= Task objective =
Your task is to copy every line of the records below that contains "Average".

= Raw records =
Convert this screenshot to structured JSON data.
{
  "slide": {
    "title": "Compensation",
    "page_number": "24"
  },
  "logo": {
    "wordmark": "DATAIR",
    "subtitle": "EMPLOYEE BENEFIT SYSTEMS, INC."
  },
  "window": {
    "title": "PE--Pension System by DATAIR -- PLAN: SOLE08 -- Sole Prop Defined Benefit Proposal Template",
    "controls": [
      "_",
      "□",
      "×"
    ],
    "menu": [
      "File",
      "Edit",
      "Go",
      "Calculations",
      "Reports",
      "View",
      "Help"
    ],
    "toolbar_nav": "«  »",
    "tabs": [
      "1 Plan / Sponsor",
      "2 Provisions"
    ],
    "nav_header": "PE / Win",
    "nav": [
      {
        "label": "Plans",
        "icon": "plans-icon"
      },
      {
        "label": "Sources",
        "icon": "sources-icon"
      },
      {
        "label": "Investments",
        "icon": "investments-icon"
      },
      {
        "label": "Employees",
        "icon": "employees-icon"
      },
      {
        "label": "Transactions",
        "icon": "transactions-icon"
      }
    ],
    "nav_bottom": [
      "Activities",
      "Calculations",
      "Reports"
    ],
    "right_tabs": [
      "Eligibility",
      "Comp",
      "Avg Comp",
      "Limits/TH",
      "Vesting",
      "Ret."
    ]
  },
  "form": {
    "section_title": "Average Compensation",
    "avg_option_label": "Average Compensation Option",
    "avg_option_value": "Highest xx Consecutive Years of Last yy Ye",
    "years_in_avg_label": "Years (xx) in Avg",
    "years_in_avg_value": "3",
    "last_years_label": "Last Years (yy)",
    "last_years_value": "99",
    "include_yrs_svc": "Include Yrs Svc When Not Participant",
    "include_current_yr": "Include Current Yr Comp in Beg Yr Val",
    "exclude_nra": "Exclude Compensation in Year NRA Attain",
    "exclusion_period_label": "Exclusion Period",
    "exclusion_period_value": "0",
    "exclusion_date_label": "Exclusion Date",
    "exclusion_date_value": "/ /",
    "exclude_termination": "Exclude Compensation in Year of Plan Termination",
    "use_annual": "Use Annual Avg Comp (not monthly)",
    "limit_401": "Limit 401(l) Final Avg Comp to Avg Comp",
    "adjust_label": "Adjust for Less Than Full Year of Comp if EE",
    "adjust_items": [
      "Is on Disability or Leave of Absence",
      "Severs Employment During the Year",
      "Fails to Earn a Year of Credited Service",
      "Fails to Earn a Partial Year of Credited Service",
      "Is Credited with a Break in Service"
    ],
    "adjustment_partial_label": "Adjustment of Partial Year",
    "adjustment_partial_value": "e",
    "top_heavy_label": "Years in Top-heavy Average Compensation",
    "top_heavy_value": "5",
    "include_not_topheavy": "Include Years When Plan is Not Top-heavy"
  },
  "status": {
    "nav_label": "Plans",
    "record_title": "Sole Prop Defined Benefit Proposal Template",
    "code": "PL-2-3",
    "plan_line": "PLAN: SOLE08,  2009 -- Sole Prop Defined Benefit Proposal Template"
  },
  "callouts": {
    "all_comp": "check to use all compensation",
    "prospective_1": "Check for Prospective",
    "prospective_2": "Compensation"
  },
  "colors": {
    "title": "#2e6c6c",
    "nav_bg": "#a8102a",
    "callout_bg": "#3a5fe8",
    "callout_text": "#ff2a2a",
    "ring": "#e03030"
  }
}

= Reply to the exercise =
    "section_title": "Average Compensation",
    "avg_option_label": "Average Compensation Option",
    "top_heavy_label": "Years in Top-heavy Average Compensation",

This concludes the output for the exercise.